**Task to carry out:** Find the string "color" and gather every line that holds it.
— start Input for this task —
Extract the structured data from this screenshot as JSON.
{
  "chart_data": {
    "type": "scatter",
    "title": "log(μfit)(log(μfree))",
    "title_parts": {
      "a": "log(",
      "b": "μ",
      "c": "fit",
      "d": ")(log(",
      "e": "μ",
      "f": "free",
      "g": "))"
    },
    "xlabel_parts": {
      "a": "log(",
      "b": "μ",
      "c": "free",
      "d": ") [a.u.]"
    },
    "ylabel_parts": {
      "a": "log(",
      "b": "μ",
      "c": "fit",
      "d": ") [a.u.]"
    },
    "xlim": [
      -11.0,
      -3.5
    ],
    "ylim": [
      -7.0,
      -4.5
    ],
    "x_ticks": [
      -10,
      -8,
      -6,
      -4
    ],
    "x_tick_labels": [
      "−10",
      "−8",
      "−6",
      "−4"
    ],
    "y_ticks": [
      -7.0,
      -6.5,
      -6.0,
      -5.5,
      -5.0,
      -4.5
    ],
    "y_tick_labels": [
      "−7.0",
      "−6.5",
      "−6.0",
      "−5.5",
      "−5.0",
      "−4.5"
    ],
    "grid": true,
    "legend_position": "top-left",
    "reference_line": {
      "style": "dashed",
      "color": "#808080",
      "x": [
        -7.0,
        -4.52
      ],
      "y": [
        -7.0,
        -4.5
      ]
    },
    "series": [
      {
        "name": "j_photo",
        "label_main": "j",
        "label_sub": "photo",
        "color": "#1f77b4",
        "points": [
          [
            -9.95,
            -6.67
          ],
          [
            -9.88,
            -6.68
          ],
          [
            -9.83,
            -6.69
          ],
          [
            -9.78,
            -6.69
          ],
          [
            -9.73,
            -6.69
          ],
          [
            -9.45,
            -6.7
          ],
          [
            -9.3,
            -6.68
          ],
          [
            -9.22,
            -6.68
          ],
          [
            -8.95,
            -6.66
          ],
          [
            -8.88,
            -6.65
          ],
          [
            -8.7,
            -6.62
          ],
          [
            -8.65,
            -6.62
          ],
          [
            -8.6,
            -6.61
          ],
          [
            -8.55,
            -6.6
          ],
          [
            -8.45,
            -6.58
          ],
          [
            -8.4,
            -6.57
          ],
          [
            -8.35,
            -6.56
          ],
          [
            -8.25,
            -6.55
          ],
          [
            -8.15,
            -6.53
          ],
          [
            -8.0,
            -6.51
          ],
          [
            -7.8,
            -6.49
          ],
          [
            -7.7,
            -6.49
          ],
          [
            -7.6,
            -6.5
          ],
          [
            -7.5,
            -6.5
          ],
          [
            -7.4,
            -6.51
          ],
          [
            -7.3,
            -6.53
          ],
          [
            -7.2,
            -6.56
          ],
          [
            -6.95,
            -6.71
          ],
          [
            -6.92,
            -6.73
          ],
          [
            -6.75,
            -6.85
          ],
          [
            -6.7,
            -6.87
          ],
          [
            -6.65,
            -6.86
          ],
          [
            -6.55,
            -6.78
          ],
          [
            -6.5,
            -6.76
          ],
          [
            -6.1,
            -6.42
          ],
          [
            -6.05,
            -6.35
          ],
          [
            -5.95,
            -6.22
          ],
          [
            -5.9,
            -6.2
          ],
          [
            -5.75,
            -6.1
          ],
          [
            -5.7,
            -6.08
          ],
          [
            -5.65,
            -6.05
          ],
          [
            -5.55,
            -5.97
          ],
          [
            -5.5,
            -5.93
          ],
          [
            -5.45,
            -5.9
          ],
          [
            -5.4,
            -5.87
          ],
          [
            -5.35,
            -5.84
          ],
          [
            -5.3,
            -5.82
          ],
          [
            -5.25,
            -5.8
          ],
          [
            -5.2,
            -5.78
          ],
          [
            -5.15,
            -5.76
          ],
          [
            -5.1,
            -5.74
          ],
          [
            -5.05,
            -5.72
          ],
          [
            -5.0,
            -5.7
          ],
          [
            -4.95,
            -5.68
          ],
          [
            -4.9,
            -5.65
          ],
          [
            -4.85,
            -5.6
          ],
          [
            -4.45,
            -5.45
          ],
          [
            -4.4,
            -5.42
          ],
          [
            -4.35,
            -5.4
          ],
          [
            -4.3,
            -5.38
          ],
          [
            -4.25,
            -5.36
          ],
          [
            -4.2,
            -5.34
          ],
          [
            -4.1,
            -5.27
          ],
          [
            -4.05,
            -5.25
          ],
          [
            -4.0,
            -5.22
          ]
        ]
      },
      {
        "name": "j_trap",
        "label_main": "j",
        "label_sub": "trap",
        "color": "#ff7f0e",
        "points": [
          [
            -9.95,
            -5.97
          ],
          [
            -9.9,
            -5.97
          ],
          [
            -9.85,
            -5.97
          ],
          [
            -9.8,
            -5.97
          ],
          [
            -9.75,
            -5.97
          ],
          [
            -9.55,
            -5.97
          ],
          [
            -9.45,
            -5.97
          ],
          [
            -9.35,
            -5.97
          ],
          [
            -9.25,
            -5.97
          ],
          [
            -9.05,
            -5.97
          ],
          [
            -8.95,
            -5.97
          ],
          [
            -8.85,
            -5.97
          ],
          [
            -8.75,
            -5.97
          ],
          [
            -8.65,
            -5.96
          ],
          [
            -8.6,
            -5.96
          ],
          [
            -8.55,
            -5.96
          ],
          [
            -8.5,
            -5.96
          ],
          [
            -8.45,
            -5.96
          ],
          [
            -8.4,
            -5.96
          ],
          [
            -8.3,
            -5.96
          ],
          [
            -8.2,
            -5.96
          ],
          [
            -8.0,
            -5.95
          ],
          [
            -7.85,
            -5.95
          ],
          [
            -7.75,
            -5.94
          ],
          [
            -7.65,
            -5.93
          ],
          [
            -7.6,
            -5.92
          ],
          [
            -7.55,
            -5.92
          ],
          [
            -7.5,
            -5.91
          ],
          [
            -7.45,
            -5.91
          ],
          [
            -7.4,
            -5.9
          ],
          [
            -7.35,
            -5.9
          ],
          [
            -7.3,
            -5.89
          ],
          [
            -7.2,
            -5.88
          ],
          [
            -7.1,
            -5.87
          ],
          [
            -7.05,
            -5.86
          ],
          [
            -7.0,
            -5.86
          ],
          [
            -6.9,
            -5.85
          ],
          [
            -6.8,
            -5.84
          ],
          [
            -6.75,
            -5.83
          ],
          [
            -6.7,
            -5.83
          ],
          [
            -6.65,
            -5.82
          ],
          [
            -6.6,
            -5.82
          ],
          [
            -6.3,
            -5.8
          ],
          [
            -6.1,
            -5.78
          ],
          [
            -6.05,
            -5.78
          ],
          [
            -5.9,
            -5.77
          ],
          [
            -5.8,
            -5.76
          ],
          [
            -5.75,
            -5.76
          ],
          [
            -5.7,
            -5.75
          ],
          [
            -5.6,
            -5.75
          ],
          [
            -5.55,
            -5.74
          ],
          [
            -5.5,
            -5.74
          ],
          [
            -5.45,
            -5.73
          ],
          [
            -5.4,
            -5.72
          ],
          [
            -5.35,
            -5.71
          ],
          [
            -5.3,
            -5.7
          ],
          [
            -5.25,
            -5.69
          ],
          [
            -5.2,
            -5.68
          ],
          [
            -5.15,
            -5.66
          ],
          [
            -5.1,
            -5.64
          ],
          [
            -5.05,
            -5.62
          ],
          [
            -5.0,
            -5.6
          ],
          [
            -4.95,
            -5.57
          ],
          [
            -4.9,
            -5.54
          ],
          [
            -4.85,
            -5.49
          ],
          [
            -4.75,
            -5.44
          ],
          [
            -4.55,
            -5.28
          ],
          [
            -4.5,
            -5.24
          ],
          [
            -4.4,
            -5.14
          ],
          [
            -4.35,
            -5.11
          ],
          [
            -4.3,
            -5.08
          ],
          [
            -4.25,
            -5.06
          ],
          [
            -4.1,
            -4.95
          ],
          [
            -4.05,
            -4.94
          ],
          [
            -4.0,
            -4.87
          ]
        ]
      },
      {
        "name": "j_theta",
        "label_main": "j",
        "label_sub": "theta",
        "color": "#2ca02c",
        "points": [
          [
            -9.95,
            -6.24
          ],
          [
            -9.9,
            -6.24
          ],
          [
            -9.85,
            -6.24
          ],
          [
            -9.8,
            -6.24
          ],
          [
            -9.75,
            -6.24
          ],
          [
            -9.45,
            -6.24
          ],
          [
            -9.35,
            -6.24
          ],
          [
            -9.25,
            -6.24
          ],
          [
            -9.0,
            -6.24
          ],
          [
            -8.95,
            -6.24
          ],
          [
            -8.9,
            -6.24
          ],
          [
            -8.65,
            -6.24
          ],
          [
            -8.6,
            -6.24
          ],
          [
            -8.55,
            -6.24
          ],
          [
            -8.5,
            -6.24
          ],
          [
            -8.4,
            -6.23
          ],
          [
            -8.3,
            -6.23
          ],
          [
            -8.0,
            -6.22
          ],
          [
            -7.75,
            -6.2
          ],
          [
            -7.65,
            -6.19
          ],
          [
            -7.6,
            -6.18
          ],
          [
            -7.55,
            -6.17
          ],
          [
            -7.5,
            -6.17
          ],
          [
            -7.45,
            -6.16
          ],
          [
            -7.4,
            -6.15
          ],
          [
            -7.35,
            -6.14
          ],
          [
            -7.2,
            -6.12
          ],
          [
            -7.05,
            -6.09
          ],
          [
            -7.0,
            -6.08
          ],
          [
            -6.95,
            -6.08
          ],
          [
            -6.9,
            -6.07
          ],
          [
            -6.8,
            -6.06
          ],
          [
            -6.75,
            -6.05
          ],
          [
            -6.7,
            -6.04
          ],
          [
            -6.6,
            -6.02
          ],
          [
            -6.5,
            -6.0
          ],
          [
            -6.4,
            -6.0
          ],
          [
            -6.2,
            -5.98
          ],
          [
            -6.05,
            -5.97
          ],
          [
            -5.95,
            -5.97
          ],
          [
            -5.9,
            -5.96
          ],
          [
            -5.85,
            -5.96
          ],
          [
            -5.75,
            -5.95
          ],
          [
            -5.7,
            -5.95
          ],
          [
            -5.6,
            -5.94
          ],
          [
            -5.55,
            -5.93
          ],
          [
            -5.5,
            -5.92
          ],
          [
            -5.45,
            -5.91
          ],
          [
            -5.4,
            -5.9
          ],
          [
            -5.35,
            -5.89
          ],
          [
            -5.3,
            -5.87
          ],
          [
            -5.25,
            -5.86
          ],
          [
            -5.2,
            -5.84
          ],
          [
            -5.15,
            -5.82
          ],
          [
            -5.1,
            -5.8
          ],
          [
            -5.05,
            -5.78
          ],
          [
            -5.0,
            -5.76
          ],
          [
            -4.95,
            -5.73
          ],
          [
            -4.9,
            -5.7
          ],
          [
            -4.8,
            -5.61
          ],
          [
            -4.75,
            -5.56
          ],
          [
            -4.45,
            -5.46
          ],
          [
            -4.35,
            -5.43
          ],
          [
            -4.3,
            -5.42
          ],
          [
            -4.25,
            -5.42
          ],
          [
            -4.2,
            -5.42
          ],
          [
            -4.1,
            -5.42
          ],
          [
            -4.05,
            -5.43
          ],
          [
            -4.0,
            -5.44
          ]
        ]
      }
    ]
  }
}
— end Input for this task —
**Solved exercise:**
      "color": "#808080",
        "color": "#1f77b4",
        "color": "#ff7f0e",
        "color": "#2ca02c",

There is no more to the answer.